▶ [WORK INSTRUCTIONS]
Set down, in full, every record in the block.
[Start of RECORDED INFORMATION]
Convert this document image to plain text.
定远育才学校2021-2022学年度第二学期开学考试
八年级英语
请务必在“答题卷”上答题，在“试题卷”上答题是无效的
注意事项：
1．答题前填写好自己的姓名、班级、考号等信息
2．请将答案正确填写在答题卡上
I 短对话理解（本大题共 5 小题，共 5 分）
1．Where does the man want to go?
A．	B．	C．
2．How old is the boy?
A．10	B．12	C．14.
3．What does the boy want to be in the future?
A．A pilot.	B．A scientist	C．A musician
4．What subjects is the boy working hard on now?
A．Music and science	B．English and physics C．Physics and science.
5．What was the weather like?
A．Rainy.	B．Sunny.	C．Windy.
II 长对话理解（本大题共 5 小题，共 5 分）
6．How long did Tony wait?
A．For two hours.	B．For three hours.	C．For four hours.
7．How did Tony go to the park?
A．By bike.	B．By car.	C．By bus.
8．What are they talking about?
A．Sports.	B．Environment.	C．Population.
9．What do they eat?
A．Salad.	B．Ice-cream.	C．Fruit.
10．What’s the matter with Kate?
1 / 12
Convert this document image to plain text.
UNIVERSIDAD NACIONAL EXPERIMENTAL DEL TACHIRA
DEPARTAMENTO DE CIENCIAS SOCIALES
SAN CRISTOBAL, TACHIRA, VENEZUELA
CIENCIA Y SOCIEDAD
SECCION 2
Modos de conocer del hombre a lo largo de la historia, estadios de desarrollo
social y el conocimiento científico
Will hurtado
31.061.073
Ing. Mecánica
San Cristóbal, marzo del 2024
[End of RECORDED INFORMATION]
▶ [OUTPUT]
Convert this document image to plain text.
定远育才学校2021-2022学年度第二学期开学考试
八年级英语
请务必在“答题卷”上答题，在“试题卷”上答题是无效的
注意事项：
1．答题前填写好自己的姓名、班级、考号等信息
2．请将答案正确填写在答题卡上
I 短对话理解（本大题共 5 小题，共 5 分）
1．Where does the man want to go?
A．	B．	C．
2．How old is the boy?
A．10	B．12	C．14.
3．What does the boy want to be in the future?
A．A pilot.	B．A scientist	C．A musician
4．What subjects is the boy working hard on now?
A．Music and science	B．English and physics C．Physics and science.
5．What was the weather like?
A．Rainy.	B．Sunny.	C．Windy.
II 长对话理解（本大题共 5 小题，共 5 分）
6．How long did Tony wait?
A．For two hours.	B．For three hours.	C．For four hours.
7．How did Tony go to the park?
A．By bike.	B．By car.	C．By bus.
8．What are they talking about?
A．Sports.	B．Environment.	C．Population.
9．What do they eat?
A．Salad.	B．Ice-cream.	C．Fruit.
10．What’s the matter with Kate?
1 / 12
Convert this document image to plain text.
UNIVERSIDAD NACIONAL EXPERIMENTAL DEL TACHIRA
DEPARTAMENTO DE CIENCIAS SOCIALES
SAN CRISTOBAL, TACHIRA, VENEZUELA
CIENCIA Y SOCIEDAD
SECCION 2
Modos de conocer del hombre a lo largo de la historia, estadios de desarrollo
social y el conocimiento científico
Will hurtado
31.061.073
Ing. Mecánica
San Cristóbal, marzo del 2024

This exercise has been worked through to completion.